### WHAT YOU NEED TO DO:
(A) What star rating does the review of George Copway's autobiography assign to the book?
(B) Extend the review of George Copway's autobiography, beginning after its final sentence.

Review: The life, history, and travels, of Kah-ge-ga-gah-bowh (George Copway), a young Indian chief of the O
2.5 out of 5 stars to The Life, History, and Travels of Kah-GE-Ga-Gah-Bowh, George Copway: A Young Indian Chief of the Ojebwa Nation, a Convert to the Christian Faith, written in the 1860s by George Copway.
George Copway is a very interesting man. The biographical information made him sound very intriguing and very nostalgic. He writes about Indian culture and how Americans relate to the Indians in the early to mid 1800s. His work The Life of Kah-ge-ga-gah-bowh was about some person’s life as a Native American and what he went through with his family. The three chapters which represent the entire work failed to draw me in. I enjoyed his descriptions and the whole entanglement with the bear in chapter three, but otherwise, the family squabbles made me not want to read the rest of the work. There is hardly any action in the stories, either – It is more like description. Copway’s work very much reminds me of James Fenimore Cooper’s work. They are both very nature-oriented and descriptive, but there is no real meat to sink your teeth into.

### AVAILABLE DATA:

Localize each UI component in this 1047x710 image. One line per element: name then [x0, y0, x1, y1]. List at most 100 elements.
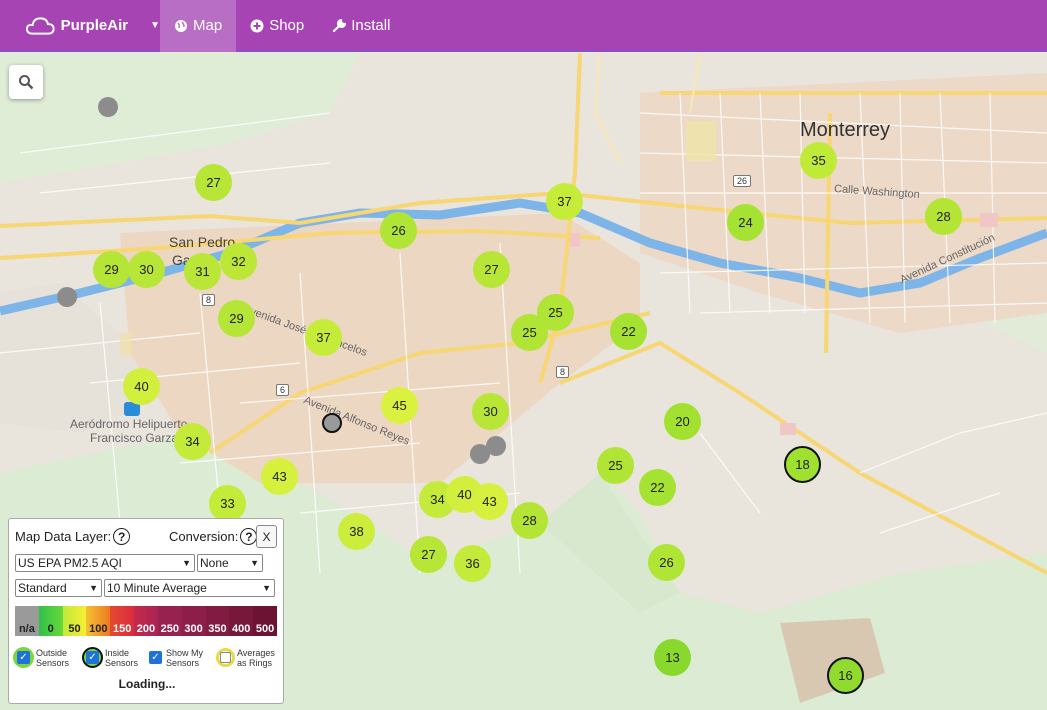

### EXPECTED OUTPUTS:
(A) 2.5 out of 5 stars.

(B)
I saw how it was romantic and fits into some of the other works from the time period though. Perhaps, most of the work in the time period is very fluffy and made up of superficial description and detail rather than risky adventure stories like The Adventures of Huck Finn, etc. Copway’s piece really seemed plain, despite the multitude of detail and description in it. It could have been written more like a diary or journal entries rather than a dry history of someone’s life. I agree the language was beautiful and vivid and imaginative, but there was nothing standing behind it yelling out “Action, action… I am present here.” I also liked the part about the different tribes and how they couldn’t marry within the same one because it would be incestuous. It didn’t matter anyway because the Eagle tribe and the Crane tribe were connected because of this and that, etc. It started to really get into characterization and it did especially with the whole father/son vs. bear conflict, but on the whole, it was more language-based than plot-based, so it didn’t particularly appeal to me.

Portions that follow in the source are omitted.